> **PROBLEM TO WORK ON**: Repeat each line of the material exactly.

> **DATASET RECORDS**:
===============

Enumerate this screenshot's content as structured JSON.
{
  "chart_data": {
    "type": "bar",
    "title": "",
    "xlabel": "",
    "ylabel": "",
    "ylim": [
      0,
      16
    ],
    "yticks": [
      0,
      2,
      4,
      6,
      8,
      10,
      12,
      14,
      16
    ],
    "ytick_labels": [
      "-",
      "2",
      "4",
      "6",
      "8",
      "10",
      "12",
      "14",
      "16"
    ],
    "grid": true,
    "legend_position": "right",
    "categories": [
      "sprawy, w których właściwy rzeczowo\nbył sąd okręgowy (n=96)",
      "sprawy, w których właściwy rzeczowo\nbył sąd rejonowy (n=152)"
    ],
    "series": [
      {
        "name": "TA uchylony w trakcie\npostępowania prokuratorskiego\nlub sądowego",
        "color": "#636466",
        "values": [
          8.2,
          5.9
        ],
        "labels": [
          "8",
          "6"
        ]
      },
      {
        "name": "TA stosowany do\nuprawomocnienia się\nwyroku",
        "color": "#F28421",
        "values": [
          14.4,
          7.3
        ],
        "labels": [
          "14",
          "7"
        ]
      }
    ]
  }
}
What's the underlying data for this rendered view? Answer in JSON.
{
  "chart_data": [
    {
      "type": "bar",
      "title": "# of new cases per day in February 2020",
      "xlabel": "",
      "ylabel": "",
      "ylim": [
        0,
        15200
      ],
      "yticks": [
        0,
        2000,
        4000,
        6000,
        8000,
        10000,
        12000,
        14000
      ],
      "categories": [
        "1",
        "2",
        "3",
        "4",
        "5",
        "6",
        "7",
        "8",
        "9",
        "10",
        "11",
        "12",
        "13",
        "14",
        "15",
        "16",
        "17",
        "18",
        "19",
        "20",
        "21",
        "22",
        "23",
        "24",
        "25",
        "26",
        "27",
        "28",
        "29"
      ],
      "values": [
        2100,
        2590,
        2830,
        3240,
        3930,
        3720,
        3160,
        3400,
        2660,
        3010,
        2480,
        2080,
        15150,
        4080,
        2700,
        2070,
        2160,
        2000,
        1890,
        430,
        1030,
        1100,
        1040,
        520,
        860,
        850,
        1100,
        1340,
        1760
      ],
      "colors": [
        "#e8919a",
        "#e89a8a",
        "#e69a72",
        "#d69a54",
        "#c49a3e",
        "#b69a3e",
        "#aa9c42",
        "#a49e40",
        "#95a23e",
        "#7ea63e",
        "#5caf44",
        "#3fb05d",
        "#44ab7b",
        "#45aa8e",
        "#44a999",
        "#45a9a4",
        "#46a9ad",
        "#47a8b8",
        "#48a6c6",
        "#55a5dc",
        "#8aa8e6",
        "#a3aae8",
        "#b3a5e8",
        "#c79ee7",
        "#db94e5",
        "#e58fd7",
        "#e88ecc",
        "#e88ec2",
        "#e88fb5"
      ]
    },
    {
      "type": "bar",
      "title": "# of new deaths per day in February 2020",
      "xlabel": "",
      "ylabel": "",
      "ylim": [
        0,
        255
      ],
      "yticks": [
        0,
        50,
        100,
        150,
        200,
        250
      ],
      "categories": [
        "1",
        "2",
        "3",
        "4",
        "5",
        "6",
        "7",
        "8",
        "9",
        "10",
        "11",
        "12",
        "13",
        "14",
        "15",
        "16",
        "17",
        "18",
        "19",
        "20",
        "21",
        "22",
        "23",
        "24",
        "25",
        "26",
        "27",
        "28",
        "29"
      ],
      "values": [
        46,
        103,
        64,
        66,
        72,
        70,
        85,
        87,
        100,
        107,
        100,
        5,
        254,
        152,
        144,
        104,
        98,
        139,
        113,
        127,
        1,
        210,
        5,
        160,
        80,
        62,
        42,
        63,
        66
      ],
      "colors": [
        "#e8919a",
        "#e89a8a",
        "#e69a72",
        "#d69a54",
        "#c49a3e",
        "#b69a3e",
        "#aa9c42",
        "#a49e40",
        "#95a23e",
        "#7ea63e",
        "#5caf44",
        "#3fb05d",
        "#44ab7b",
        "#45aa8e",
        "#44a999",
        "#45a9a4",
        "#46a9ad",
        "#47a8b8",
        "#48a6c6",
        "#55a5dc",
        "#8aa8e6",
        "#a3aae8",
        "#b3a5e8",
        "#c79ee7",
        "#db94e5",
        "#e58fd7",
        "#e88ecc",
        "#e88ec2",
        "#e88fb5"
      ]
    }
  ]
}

===============

> **TASK ANSWER**:
Enumerate this screenshot's content as structured JSON.
{
  "chart_data": {
    "type": "bar",
    "title": "",
    "xlabel": "",
    "ylabel": "",
    "ylim": [
      0,
      16
    ],
    "yticks": [
      0,
      2,
      4,
      6,
      8,
      10,
      12,
      14,
      16
    ],
    "ytick_labels": [
      "-",
      "2",
      "4",
      "6",
      "8",
      "10",
      "12",
      "14",
      "16"
    ],
    "grid": true,
    "legend_position": "right",
    "categories": [
      "sprawy, w których właściwy rzeczowo\nbył sąd okręgowy (n=96)",
      "sprawy, w których właściwy rzeczowo\nbył sąd rejonowy (n=152)"
    ],
    "series": [
      {
        "name": "TA uchylony w trakcie\npostępowania prokuratorskiego\nlub sądowego",
        "color": "#636466",
        "values": [
          8.2,
          5.9
        ],
        "labels": [
          "8",
          "6"
        ]
      },
      {
        "name": "TA stosowany do\nuprawomocnienia się\nwyroku",
        "color": "#F28421",
        "values": [
          14.4,
          7.3
        ],
        "labels": [
          "14",
          "7"
        ]
      }
    ]
  }
}
What's the underlying data for this rendered view? Answer in JSON.
{
  "chart_data": [
    {
      "type": "bar",
      "title": "# of new cases per day in February 2020",
      "xlabel": "",
      "ylabel": "",
      "ylim": [
        0,
        15200
      ],
      "yticks": [
        0,
        2000,
        4000,
        6000,
        8000,
        10000,
        12000,
        14000
      ],
      "categories": [
        "1",
        "2",
        "3",
        "4",
        "5",
        "6",
        "7",
        "8",
        "9",
        "10",
        "11",
        "12",
        "13",
        "14",
        "15",
        "16",
        "17",
        "18",
        "19",
        "20",
        "21",
        "22",
        "23",
        "24",
        "25",
        "26",
        "27",
        "28",
        "29"
      ],
      "values": [
        2100,
        2590,
        2830,
        3240,
        3930,
        3720,
        3160,
        3400,
        2660,
        3010,
        2480,
        2080,
        15150,
        4080,
        2700,
        2070,
        2160,
        2000,
        1890,
        430,
        1030,
        1100,
        1040,
        520,
        860,
        850,
        1100,
        1340,
        1760
      ],
      "colors": [
        "#e8919a",
        "#e89a8a",
        "#e69a72",
        "#d69a54",
        "#c49a3e",
        "#b69a3e",
        "#aa9c42",
        "#a49e40",
        "#95a23e",
        "#7ea63e",
        "#5caf44",
        "#3fb05d",
        "#44ab7b",
        "#45aa8e",
        "#44a999",
        "#45a9a4",
        "#46a9ad",
        "#47a8b8",
        "#48a6c6",
        "#55a5dc",
        "#8aa8e6",
        "#a3aae8",
        "#b3a5e8",
        "#c79ee7",
        "#db94e5",
        "#e58fd7",
        "#e88ecc",
        "#e88ec2",
        "#e88fb5"
      ]
    },
    {
      "type": "bar",
      "title": "# of new deaths per day in February 2020",
      "xlabel": "",
      "ylabel": "",
      "ylim": [
        0,
        255
      ],
      "yticks": [
        0,
        50,
        100,
        150,
        200,
        250
      ],
      "categories": [
        "1",
        "2",
        "3",
        "4",
        "5",
        "6",
        "7",
        "8",
        "9",
        "10",
        "11",
        "12",
        "13",
        "14",
        "15",
        "16",
        "17",
        "18",
        "19",
        "20",
        "21",
        "22",
        "23",
        "24",
        "25",
        "26",
        "27",
        "28",
        "29"
      ],
      "values": [
        46,
        103,
        64,
        66,
        72,
        70,
        85,
        87,
        100,
        107,
        100,
        5,
        254,
        152,
        144,
        104,
        98,
        139,
        113,
        127,
        1,
        210,
        5,
        160,
        80,
        62,
        42,
        63,
        66
      ],
      "colors": [
        "#e8919a",
        "#e89a8a",
        "#e69a72",
        "#d69a54",
        "#c49a3e",
        "#b69a3e",
        "#aa9c42",
        "#a49e40",
        "#95a23e",
        "#7ea63e",
        "#5caf44",
        "#3fb05d",
        "#44ab7b",
        "#45aa8e",
        "#44a999",
        "#45a9a4",
        "#46a9ad",
        "#47a8b8",
        "#48a6c6",
        "#55a5dc",
        "#8aa8e6",
        "#a3aae8",
        "#b3a5e8",
        "#c79ee7",
        "#db94e5",
        "#e58fd7",
        "#e88ecc",
        "#e88ec2",
        "#e88fb5"
      ]
    }
  ]
}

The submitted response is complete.